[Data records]
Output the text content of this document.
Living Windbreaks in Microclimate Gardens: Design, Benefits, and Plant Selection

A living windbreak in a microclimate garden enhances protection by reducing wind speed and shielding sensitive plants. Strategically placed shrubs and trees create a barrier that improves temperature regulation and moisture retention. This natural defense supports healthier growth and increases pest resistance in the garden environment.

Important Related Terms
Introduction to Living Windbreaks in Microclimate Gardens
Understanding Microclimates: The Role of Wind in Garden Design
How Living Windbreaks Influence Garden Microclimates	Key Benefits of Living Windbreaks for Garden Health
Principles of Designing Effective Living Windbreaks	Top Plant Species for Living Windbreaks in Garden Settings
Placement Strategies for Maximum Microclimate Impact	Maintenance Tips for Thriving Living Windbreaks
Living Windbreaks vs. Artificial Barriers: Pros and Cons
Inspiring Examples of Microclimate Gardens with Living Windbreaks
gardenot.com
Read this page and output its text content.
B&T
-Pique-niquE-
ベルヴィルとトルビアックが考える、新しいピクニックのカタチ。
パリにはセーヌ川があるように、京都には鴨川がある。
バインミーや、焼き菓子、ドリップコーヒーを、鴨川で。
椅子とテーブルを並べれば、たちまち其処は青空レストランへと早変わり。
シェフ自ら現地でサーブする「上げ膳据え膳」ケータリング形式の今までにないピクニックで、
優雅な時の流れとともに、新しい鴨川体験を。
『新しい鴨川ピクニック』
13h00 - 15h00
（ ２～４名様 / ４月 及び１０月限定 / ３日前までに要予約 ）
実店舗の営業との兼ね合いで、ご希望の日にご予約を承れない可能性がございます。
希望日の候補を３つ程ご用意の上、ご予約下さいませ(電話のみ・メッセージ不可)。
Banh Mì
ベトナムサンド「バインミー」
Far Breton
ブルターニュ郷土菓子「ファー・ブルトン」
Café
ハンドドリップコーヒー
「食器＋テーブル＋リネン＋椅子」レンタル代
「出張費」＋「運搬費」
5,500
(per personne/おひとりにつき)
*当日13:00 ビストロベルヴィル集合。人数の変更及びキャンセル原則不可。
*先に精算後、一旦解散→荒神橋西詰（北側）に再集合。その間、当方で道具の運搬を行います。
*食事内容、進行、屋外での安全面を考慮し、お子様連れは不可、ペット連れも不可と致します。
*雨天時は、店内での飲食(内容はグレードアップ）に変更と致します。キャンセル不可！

#### [Your instructions]
Print nothing but the lines from the line with "Read this page and output its text content." to the last line of the records above. Both of those lines count.

#### [Result of the exercise]
Read this page and output its text content.
B&T
-Pique-niquE-
ベルヴィルとトルビアックが考える、新しいピクニックのカタチ。
パリにはセーヌ川があるように、京都には鴨川がある。
バインミーや、焼き菓子、ドリップコーヒーを、鴨川で。
椅子とテーブルを並べれば、たちまち其処は青空レストランへと早変わり。
シェフ自ら現地でサーブする「上げ膳据え膳」ケータリング形式の今までにないピクニックで、
優雅な時の流れとともに、新しい鴨川体験を。
『新しい鴨川ピクニック』
13h00 - 15h00
（ ２～４名様 / ４月 及び１０月限定 / ３日前までに要予約 ）
実店舗の営業との兼ね合いで、ご希望の日にご予約を承れない可能性がございます。
希望日の候補を３つ程ご用意の上、ご予約下さいませ(電話のみ・メッセージ不可)。
Banh Mì
ベトナムサンド「バインミー」
Far Breton
ブルターニュ郷土菓子「ファー・ブルトン」
Café
ハンドドリップコーヒー
「食器＋テーブル＋リネン＋椅子」レンタル代
「出張費」＋「運搬費」
5,500
(per personne/おひとりにつき)
*当日13:00 ビストロベルヴィル集合。人数の変更及びキャンセル原則不可。
*先に精算後、一旦解散→荒神橋西詰（北側）に再集合。その間、当方で道具の運搬を行います。
*食事内容、進行、屋外での安全面を考慮し、お子様連れは不可、ペット連れも不可と致します。
*雨天時は、店内での飲食(内容はグレードアップ）に変更と致します。キャンセル不可！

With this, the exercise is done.